Your task: Restate, word for word, all of the material shown below.

+ + +

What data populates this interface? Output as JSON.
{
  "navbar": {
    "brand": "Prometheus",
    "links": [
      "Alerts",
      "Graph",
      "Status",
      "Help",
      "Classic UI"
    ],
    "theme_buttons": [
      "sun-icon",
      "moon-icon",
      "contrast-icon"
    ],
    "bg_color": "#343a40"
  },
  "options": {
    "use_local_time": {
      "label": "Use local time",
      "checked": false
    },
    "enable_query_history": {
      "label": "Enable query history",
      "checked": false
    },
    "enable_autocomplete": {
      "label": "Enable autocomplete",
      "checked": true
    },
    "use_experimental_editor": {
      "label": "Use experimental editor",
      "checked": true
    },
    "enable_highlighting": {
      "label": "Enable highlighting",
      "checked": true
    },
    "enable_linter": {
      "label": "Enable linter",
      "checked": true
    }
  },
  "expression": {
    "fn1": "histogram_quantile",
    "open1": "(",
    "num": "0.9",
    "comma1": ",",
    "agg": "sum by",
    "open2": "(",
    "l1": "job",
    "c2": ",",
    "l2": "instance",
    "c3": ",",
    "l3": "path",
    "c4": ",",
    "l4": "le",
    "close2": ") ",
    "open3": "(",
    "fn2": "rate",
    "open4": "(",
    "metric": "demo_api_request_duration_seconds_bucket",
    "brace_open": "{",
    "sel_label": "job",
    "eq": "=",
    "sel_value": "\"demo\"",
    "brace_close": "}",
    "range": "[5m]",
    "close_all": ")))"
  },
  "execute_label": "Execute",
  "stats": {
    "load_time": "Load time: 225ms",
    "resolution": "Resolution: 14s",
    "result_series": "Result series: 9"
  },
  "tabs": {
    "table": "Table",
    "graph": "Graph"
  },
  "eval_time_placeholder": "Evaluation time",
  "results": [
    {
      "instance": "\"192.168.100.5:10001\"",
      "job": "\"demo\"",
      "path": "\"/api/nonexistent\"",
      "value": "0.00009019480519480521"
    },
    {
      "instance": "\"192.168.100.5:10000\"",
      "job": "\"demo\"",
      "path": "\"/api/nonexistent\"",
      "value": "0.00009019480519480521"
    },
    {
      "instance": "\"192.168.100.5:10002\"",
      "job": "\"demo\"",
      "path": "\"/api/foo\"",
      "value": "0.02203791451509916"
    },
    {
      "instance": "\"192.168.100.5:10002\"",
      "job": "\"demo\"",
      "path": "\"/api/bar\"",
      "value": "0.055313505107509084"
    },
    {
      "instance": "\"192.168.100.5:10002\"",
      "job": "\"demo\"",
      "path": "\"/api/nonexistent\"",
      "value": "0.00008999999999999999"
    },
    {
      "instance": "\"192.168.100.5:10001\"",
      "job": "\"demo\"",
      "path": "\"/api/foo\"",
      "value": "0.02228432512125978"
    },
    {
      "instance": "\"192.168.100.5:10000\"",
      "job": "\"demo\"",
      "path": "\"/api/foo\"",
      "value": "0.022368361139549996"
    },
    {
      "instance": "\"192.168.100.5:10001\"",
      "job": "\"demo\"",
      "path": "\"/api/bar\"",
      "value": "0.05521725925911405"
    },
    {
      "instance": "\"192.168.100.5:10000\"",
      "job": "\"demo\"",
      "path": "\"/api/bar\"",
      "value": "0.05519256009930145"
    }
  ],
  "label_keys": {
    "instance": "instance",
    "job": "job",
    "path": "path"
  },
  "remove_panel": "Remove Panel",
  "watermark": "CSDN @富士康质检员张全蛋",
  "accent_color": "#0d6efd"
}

+ + +

Full answer:
What data populates this interface? Output as JSON.
{
  "navbar": {
    "brand": "Prometheus",
    "links": [
      "Alerts",
      "Graph",
      "Status",
      "Help",
      "Classic UI"
    ],
    "theme_buttons": [
      "sun-icon",
      "moon-icon",
      "contrast-icon"
    ],
    "bg_color": "#343a40"
  },
  "options": {
    "use_local_time": {
      "label": "Use local time",
      "checked": false
    },
    "enable_query_history": {
      "label": "Enable query history",
      "checked": false
    },
    "enable_autocomplete": {
      "label": "Enable autocomplete",
      "checked": true
    },
    "use_experimental_editor": {
      "label": "Use experimental editor",
      "checked": true
    },
    "enable_highlighting": {
      "label": "Enable highlighting",
      "checked": true
    },
    "enable_linter": {
      "label": "Enable linter",
      "checked": true
    }
  },
  "expression": {
    "fn1": "histogram_quantile",
    "open1": "(",
    "num": "0.9",
    "comma1": ",",
    "agg": "sum by",
    "open2": "(",
    "l1": "job",
    "c2": ",",
    "l2": "instance",
    "c3": ",",
    "l3": "path",
    "c4": ",",
    "l4": "le",
    "close2": ") ",
    "open3": "(",
    "fn2": "rate",
    "open4": "(",
    "metric": "demo_api_request_duration_seconds_bucket",
    "brace_open": "{",
    "sel_label": "job",
    "eq": "=",
    "sel_value": "\"demo\"",
    "brace_close": "}",
    "range": "[5m]",
    "close_all": ")))"
  },
  "execute_label": "Execute",
  "stats": {
    "load_time": "Load time: 225ms",
    "resolution": "Resolution: 14s",
    "result_series": "Result series: 9"
  },
  "tabs": {
    "table": "Table",
    "graph": "Graph"
  },
  "eval_time_placeholder": "Evaluation time",
  "results": [
    {
      "instance": "\"192.168.100.5:10001\"",
      "job": "\"demo\"",
      "path": "\"/api/nonexistent\"",
      "value": "0.00009019480519480521"
    },
    {
      "instance": "\"192.168.100.5:10000\"",
      "job": "\"demo\"",
      "path": "\"/api/nonexistent\"",
      "value": "0.00009019480519480521"
    },
    {
      "instance": "\"192.168.100.5:10002\"",
      "job": "\"demo\"",
      "path": "\"/api/foo\"",
      "value": "0.02203791451509916"
    },
    {
      "instance": "\"192.168.100.5:10002\"",
      "job": "\"demo\"",
      "path": "\"/api/bar\"",
      "value": "0.055313505107509084"
    },
    {
      "instance": "\"192.168.100.5:10002\"",
      "job": "\"demo\"",
      "path": "\"/api/nonexistent\"",
      "value": "0.00008999999999999999"
    },
    {
      "instance": "\"192.168.100.5:10001\"",
      "job": "\"demo\"",
      "path": "\"/api/foo\"",
      "value": "0.02228432512125978"
    },
    {
      "instance": "\"192.168.100.5:10000\"",
      "job": "\"demo\"",
      "path": "\"/api/foo\"",
      "value": "0.022368361139549996"
    },
    {
      "instance": "\"192.168.100.5:10001\"",
      "job": "\"demo\"",
      "path": "\"/api/bar\"",
      "value": "0.05521725925911405"
    },
    {
      "instance": "\"192.168.100.5:10000\"",
      "job": "\"demo\"",
      "path": "\"/api/bar\"",
      "value": "0.05519256009930145"
    }
  ],
  "label_keys": {
    "instance": "instance",
    "job": "job",
    "path": "path"
  },
  "remove_panel": "Remove Panel",
  "watermark": "CSDN @富士康质检员张全蛋",
  "accent_color": "#0d6efd"
}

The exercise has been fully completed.